begin

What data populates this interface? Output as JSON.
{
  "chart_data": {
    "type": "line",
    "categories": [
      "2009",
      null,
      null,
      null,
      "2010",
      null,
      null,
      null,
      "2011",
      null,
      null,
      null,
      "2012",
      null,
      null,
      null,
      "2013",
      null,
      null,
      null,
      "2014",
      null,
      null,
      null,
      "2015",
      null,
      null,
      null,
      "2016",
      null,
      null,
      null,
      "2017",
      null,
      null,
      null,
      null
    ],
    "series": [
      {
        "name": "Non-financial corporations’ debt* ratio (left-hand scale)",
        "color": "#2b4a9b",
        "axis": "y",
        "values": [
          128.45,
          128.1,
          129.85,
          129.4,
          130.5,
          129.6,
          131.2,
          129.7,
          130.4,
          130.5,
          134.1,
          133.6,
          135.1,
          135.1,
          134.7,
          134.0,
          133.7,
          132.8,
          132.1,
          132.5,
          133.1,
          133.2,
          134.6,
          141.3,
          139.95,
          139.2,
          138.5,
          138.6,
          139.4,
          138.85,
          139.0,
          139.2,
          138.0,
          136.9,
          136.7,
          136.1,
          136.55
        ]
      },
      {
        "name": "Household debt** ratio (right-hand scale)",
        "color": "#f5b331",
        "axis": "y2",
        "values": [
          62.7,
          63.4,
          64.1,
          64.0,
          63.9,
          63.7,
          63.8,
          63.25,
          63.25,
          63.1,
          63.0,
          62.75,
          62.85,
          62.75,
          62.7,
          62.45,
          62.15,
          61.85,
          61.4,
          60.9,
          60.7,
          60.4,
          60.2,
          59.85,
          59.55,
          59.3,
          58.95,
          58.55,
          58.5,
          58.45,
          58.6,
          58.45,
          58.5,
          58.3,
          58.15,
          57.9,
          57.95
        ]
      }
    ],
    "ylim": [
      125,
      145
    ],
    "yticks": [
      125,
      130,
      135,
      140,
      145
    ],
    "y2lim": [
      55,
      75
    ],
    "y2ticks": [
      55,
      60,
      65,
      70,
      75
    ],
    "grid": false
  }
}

end

# SET EXERCISE
Filter the records, keeping only lines that contain "hand", and show those lines.

# RESULT OF THE EXERCISE
        "name": "Non-financial corporations’ debt* ratio (left-hand scale)",
        "name": "Household debt** ratio (right-hand scale)",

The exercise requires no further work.